▶ [PROBLEM TO WORK ON]: Copy out every record below with complete accuracy.

◇ ◇ ◇ ◇

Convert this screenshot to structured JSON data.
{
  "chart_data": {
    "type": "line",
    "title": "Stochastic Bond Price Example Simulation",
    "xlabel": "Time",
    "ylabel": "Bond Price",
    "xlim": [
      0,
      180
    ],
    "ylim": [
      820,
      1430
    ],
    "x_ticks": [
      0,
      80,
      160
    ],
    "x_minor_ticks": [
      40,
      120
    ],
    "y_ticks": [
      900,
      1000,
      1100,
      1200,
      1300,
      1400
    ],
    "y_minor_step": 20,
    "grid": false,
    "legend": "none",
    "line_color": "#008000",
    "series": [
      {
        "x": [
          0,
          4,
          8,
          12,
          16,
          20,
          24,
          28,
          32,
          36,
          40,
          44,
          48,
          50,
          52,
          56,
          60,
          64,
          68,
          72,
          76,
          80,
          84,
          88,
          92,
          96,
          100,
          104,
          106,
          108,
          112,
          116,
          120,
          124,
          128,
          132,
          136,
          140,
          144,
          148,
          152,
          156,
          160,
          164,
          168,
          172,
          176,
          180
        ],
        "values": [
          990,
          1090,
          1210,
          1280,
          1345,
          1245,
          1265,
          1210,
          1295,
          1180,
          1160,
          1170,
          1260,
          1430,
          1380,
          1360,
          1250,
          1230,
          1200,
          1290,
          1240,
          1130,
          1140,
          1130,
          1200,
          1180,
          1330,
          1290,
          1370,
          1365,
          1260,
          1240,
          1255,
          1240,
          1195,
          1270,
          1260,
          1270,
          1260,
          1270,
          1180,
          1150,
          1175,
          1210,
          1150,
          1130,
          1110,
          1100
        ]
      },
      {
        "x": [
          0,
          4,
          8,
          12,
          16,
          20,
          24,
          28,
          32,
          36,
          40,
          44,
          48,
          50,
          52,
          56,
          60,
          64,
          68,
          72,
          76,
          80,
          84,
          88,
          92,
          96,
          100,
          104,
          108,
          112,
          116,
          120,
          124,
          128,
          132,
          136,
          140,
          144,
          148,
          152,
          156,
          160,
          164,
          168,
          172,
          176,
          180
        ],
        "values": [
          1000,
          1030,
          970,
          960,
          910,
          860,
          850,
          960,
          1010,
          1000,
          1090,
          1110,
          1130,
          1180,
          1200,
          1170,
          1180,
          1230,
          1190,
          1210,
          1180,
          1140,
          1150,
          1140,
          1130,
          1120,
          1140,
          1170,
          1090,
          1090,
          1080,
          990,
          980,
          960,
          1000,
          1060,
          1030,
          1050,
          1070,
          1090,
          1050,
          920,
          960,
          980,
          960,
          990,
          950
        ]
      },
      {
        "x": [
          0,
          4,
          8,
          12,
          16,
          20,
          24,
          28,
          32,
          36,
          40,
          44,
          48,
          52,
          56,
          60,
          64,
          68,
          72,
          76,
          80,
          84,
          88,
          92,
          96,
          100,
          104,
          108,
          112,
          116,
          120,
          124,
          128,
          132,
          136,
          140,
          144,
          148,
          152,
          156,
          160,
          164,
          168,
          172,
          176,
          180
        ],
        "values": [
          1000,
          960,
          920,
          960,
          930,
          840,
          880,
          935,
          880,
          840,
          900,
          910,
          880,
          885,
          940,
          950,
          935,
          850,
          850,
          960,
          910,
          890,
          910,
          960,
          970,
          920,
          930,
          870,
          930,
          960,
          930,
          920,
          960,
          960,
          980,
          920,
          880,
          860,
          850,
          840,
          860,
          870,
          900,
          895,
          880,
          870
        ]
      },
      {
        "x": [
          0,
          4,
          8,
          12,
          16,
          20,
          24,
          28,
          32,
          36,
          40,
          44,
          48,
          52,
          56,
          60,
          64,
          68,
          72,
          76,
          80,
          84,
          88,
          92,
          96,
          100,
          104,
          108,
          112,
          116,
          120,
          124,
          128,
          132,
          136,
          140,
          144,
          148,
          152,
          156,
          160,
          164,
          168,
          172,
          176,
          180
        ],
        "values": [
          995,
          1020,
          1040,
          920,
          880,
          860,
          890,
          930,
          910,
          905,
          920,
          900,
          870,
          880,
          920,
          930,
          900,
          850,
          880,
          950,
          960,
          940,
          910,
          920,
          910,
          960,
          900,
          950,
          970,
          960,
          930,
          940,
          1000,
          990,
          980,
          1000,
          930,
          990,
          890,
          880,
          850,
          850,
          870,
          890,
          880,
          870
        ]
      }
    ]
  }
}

◇ ◇ ◇ ◇

▶ [ANSWER TO THE PROBLEM]:
Convert this screenshot to structured JSON data.
{
  "chart_data": {
    "type": "line",
    "title": "Stochastic Bond Price Example Simulation",
    "xlabel": "Time",
    "ylabel": "Bond Price",
    "xlim": [
      0,
      180
    ],
    "ylim": [
      820,
      1430
    ],
    "x_ticks": [
      0,
      80,
      160
    ],
    "x_minor_ticks": [
      40,
      120
    ],
    "y_ticks": [
      900,
      1000,
      1100,
      1200,
      1300,
      1400
    ],
    "y_minor_step": 20,
    "grid": false,
    "legend": "none",
    "line_color": "#008000",
    "series": [
      {
        "x": [
          0,
          4,
          8,
          12,
          16,
          20,
          24,
          28,
          32,
          36,
          40,
          44,
          48,
          50,
          52,
          56,
          60,
          64,
          68,
          72,
          76,
          80,
          84,
          88,
          92,
          96,
          100,
          104,
          106,
          108,
          112,
          116,
          120,
          124,
          128,
          132,
          136,
          140,
          144,
          148,
          152,
          156,
          160,
          164,
          168,
          172,
          176,
          180
        ],
        "values": [
          990,
          1090,
          1210,
          1280,
          1345,
          1245,
          1265,
          1210,
          1295,
          1180,
          1160,
          1170,
          1260,
          1430,
          1380,
          1360,
          1250,
          1230,
          1200,
          1290,
          1240,
          1130,
          1140,
          1130,
          1200,
          1180,
          1330,
          1290,
          1370,
          1365,
          1260,
          1240,
          1255,
          1240,
          1195,
          1270,
          1260,
          1270,
          1260,
          1270,
          1180,
          1150,
          1175,
          1210,
          1150,
          1130,
          1110,
          1100
        ]
      },
      {
        "x": [
          0,
          4,
          8,
          12,
          16,
          20,
          24,
          28,
          32,
          36,
          40,
          44,
          48,
          50,
          52,
          56,
          60,
          64,
          68,
          72,
          76,
          80,
          84,
          88,
          92,
          96,
          100,
          104,
          108,
          112,
          116,
          120,
          124,
          128,
          132,
          136,
          140,
          144,
          148,
          152,
          156,
          160,
          164,
          168,
          172,
          176,
          180
        ],
        "values": [
          1000,
          1030,
          970,
          960,
          910,
          860,
          850,
          960,
          1010,
          1000,
          1090,
          1110,
          1130,
          1180,
          1200,
          1170,
          1180,
          1230,
          1190,
          1210,
          1180,
          1140,
          1150,
          1140,
          1130,
          1120,
          1140,
          1170,
          1090,
          1090,
          1080,
          990,
          980,
          960,
          1000,
          1060,
          1030,
          1050,
          1070,
          1090,
          1050,
          920,
          960,
          980,
          960,
          990,
          950
        ]
      },
      {
        "x": [
          0,
          4,
          8,
          12,
          16,
          20,
          24,
          28,
          32,
          36,
          40,
          44,
          48,
          52,
          56,
          60,
          64,
          68,
          72,
          76,
          80,
          84,
          88,
          92,
          96,
          100,
          104,
          108,
          112,
          116,
          120,
          124,
          128,
          132,
          136,
          140,
          144,
          148,
          152,
          156,
          160,
          164,
          168,
          172,
          176,
          180
        ],
        "values": [
          1000,
          960,
          920,
          960,
          930,
          840,
          880,
          935,
          880,
          840,
          900,
          910,
          880,
          885,
          940,
          950,
          935,
          850,
          850,
          960,
          910,
          890,
          910,
          960,
          970,
          920,
          930,
          870,
          930,
          960,
          930,
          920,
          960,
          960,
          980,
          920,
          880,
          860,
          850,
          840,
          860,
          870,
          900,
          895,
          880,
          870
        ]
      },
      {
        "x": [
          0,
          4,
          8,
          12,
          16,
          20,
          24,
          28,
          32,
          36,
          40,
          44,
          48,
          52,
          56,
          60,
          64,
          68,
          72,
          76,
          80,
          84,
          88,
          92,
          96,
          100,
          104,
          108,
          112,
          116,
          120,
          124,
          128,
          132,
          136,
          140,
          144,
          148,
          152,
          156,
          160,
          164,
          168,
          172,
          176,
          180
        ],
        "values": [
          995,
          1020,
          1040,
          920,
          880,
          860,
          890,
          930,
          910,
          905,
          920,
          900,
          870,
          880,
          920,
          930,
          900,
          850,
          880,
          950,
          960,
          940,
          910,
          920,
          910,
          960,
          900,
          950,
          970,
          960,
          930,
          940,
          1000,
          990,
          980,
          1000,
          930,
          990,
          890,
          880,
          850,
          850,
          870,
          890,
          880,
          870
        ]
      }
    ]
  }
}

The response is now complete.